● Exercise
Find every line with the word "service" and report how many there are, without any other text.

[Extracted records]
========================================
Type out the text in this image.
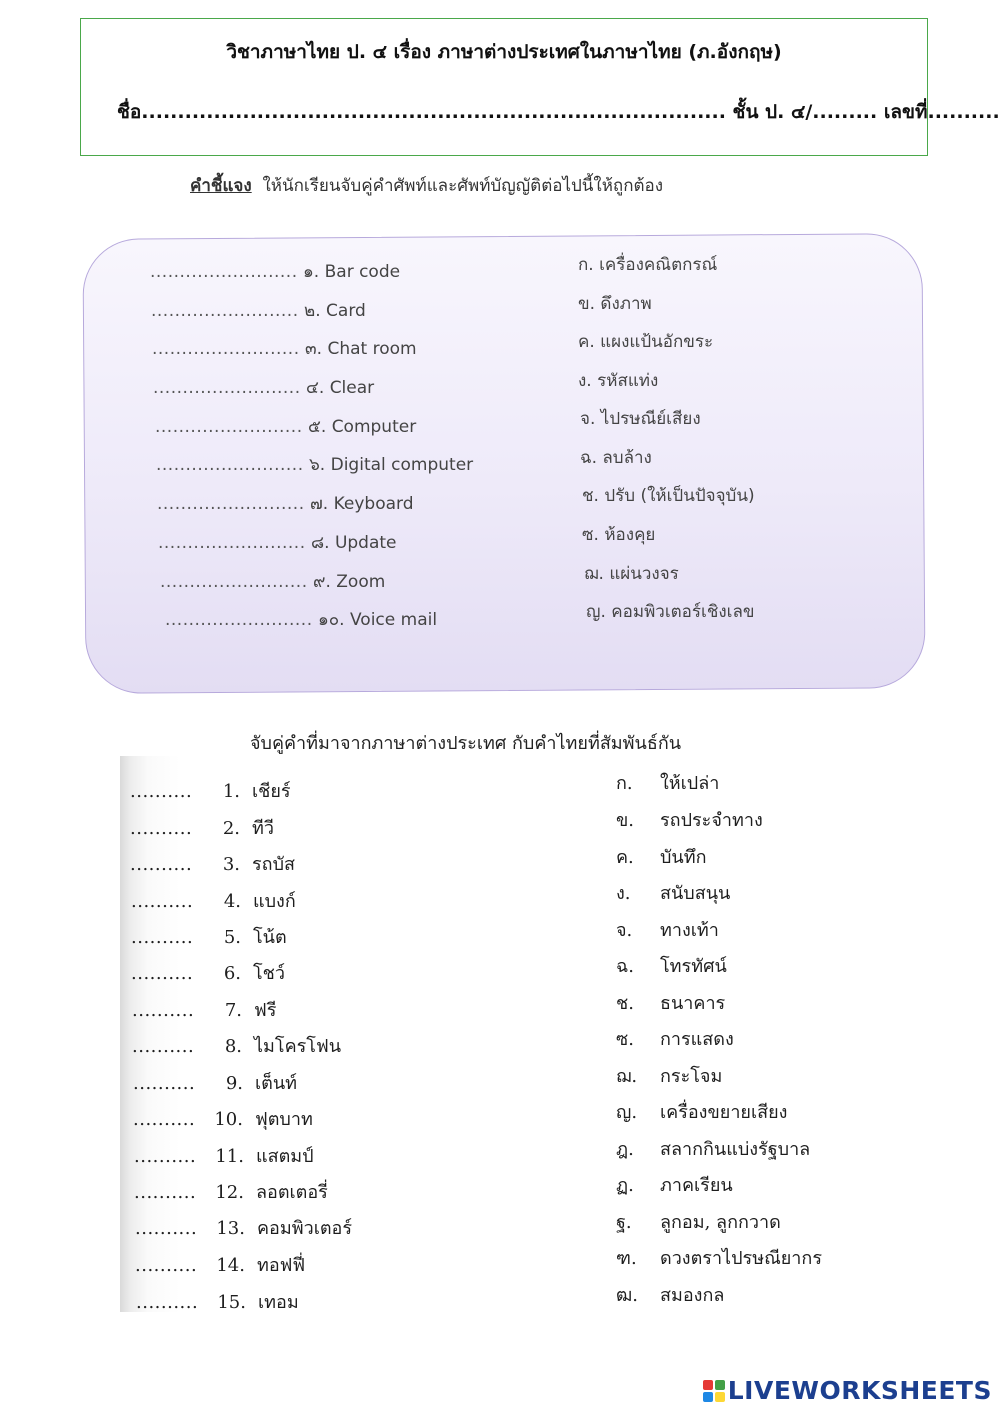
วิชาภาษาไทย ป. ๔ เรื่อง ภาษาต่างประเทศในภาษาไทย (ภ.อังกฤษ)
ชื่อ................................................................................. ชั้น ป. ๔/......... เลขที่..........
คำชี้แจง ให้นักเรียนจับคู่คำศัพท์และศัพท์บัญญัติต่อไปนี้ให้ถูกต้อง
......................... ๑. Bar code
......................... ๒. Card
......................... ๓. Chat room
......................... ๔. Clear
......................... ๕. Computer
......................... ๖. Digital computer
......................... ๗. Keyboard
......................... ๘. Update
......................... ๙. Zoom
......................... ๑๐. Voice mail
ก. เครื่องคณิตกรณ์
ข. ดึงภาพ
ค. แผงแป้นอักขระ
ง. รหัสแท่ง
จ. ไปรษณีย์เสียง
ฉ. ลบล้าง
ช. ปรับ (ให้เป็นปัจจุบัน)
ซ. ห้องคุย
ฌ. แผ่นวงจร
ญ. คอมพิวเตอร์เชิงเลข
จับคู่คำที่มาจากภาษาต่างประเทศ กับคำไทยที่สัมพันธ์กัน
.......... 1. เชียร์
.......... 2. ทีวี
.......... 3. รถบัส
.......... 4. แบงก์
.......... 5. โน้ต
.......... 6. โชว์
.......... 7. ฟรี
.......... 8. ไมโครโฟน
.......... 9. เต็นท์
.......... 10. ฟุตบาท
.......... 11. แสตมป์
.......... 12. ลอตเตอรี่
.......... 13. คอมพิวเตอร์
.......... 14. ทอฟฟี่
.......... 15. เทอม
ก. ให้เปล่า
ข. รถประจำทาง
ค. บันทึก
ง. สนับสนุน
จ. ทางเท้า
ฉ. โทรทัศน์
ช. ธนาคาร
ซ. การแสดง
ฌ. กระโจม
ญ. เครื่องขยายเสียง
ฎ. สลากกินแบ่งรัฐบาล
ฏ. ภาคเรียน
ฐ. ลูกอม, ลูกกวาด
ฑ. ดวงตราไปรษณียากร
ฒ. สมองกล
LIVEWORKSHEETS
========================================
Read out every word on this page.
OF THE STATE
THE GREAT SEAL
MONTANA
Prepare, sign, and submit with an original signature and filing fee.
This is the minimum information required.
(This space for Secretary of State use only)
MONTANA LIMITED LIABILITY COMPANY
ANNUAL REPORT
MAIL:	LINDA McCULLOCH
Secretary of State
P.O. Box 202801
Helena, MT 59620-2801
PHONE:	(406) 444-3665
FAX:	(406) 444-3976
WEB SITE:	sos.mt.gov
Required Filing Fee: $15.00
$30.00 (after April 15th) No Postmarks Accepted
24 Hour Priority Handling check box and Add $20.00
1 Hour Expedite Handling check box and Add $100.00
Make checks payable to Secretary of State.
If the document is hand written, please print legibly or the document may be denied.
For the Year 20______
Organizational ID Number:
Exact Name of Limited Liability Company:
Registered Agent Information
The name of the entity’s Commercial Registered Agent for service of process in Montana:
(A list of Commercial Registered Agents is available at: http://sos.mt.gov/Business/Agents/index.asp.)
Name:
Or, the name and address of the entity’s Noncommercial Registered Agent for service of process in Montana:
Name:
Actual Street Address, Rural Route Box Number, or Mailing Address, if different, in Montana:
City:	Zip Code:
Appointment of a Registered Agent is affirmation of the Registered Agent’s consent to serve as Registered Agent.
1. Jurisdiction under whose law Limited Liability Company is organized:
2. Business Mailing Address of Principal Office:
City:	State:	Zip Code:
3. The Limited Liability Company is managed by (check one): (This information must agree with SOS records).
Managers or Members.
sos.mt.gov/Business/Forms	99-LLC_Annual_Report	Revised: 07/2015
========================================
● Completed task
2